**TO DO**:
Filter for the word "India" and keep each matching line.

##### RECORDS #####

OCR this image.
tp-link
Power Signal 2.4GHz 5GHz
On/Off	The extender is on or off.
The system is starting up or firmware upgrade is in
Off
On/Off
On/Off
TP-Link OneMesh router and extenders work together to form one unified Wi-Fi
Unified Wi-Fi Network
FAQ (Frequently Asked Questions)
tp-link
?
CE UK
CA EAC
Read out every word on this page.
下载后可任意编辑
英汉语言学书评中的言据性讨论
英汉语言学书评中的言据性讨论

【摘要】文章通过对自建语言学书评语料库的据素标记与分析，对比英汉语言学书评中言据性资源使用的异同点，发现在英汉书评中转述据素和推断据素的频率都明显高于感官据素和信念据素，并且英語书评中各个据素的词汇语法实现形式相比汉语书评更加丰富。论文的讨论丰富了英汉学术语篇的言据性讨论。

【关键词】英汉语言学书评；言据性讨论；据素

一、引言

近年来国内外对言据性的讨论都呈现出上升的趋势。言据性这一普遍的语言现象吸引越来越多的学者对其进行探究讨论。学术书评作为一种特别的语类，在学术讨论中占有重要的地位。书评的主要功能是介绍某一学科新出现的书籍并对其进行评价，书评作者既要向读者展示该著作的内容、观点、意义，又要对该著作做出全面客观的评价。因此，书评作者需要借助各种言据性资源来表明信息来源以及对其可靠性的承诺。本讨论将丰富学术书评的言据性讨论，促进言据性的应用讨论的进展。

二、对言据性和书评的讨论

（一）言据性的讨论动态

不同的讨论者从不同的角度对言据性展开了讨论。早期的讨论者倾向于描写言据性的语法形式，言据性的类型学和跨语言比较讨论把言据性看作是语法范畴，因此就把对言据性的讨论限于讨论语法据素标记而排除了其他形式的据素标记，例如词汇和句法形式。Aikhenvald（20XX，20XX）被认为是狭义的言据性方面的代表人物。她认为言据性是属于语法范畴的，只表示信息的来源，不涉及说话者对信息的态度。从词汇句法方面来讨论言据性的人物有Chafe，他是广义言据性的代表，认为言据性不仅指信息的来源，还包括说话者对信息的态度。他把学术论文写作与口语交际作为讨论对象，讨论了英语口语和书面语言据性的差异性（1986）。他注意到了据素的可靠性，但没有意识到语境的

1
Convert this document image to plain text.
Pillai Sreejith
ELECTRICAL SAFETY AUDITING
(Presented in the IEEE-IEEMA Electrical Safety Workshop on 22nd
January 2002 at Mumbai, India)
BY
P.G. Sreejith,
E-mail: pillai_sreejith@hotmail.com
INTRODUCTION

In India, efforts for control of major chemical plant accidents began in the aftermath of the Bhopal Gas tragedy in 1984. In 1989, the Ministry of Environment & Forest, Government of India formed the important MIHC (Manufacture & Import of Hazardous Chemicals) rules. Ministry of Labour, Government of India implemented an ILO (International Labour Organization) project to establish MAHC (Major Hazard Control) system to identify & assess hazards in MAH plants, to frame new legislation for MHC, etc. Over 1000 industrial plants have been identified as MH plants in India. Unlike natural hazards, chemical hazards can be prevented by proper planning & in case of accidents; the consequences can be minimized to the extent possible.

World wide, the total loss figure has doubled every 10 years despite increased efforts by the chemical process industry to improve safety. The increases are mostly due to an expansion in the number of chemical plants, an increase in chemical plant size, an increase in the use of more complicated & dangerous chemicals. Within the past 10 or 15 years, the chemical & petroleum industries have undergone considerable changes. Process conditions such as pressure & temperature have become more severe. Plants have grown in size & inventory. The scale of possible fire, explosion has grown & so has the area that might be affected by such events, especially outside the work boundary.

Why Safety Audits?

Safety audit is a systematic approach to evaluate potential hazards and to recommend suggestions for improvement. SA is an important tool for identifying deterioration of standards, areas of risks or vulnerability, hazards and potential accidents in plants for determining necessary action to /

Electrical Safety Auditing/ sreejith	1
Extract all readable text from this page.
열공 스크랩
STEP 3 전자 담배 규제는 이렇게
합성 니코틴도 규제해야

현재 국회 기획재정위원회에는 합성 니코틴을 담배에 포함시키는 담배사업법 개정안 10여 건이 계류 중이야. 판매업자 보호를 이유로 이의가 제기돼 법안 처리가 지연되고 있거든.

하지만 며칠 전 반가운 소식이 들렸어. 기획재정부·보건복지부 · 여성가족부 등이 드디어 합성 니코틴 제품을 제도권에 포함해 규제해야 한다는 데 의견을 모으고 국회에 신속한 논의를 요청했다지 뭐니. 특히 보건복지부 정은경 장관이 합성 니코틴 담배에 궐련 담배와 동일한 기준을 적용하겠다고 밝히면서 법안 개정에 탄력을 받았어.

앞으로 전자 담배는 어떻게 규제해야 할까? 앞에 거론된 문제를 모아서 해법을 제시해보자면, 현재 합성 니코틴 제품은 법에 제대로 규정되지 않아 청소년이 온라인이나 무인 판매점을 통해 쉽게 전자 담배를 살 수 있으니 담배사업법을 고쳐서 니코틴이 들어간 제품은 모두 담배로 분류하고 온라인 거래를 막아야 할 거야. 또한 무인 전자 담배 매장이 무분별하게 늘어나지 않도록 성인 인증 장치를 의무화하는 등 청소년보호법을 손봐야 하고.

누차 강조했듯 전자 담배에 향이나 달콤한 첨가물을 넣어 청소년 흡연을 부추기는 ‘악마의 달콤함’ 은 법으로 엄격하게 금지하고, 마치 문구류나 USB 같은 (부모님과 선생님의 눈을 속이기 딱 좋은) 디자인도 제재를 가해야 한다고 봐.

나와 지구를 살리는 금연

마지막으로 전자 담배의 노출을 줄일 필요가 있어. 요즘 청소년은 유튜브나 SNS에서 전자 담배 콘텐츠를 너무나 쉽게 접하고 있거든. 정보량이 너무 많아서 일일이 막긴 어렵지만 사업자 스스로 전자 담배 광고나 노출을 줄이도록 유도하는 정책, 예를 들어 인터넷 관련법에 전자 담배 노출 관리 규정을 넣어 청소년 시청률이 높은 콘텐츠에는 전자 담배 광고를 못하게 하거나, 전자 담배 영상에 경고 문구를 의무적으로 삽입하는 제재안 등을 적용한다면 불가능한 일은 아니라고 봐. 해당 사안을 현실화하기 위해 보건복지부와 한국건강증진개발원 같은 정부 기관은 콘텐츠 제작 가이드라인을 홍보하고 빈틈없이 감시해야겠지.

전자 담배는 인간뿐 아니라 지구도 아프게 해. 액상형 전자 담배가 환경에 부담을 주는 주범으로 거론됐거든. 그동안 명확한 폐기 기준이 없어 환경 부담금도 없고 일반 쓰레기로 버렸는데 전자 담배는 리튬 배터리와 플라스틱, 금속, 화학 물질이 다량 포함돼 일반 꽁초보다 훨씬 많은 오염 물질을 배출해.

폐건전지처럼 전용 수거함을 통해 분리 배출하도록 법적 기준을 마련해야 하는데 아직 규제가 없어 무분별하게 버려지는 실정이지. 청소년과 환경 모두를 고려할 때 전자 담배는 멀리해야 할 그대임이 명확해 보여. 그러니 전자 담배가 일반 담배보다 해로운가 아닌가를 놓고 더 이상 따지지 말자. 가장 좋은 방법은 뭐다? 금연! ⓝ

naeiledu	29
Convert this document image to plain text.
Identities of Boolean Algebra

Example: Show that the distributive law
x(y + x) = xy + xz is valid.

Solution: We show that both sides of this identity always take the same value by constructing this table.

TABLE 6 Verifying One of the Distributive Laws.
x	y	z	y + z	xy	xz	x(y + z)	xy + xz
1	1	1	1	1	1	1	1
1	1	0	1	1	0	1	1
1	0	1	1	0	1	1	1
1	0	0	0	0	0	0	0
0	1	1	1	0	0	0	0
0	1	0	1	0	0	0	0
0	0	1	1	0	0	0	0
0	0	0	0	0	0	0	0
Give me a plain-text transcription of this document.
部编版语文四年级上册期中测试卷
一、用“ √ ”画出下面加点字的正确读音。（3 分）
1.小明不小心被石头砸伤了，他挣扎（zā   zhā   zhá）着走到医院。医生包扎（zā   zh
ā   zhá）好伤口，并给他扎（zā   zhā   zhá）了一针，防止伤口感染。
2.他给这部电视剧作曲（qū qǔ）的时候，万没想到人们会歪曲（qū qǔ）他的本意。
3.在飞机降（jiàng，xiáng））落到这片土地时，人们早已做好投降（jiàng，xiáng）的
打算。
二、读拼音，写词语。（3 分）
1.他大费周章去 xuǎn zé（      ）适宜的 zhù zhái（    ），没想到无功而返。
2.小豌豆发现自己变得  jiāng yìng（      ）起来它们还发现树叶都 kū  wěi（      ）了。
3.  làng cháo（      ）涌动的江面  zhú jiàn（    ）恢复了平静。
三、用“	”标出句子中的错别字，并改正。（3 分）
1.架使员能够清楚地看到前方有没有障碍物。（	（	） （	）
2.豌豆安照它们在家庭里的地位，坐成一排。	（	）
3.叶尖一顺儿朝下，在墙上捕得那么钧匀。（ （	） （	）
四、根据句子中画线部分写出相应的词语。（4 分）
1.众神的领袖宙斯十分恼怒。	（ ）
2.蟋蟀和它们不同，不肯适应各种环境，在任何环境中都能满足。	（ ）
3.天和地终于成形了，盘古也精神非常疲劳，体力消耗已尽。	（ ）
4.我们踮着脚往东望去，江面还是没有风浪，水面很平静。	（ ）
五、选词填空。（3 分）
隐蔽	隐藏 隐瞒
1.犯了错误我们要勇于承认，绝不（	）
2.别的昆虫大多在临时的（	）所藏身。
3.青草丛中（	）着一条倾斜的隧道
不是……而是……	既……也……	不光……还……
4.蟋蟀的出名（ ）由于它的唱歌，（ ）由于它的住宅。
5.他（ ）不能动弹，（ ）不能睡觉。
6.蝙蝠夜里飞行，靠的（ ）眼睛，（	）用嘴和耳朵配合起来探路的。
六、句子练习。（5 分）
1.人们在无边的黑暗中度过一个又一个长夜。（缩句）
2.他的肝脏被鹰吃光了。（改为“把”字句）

#####

**SOLUTION FOR THIS EXERCISE**:
January 2002 at Mumbai, India)
In India, efforts for control of major chemical plant accidents began in the aftermath of the Bhopal Gas tragedy in 1984. In 1989, the Ministry of Environment & Forest, Government of India formed the important MIHC (Manufacture & Import of Hazardous Chemicals) rules. Ministry of Labour, Government of India implemented an ILO (International Labour Organization) project to establish MAHC (Major Hazard Control) system to identify & assess hazards in MAH plants, to frame new legislation for MHC, etc. Over 1000 industrial plants have been identified as MH plants in India. Unlike natural hazards, chemical hazards can be prevented by proper planning & in case of accidents; the consequences can be minimized to the extent possible.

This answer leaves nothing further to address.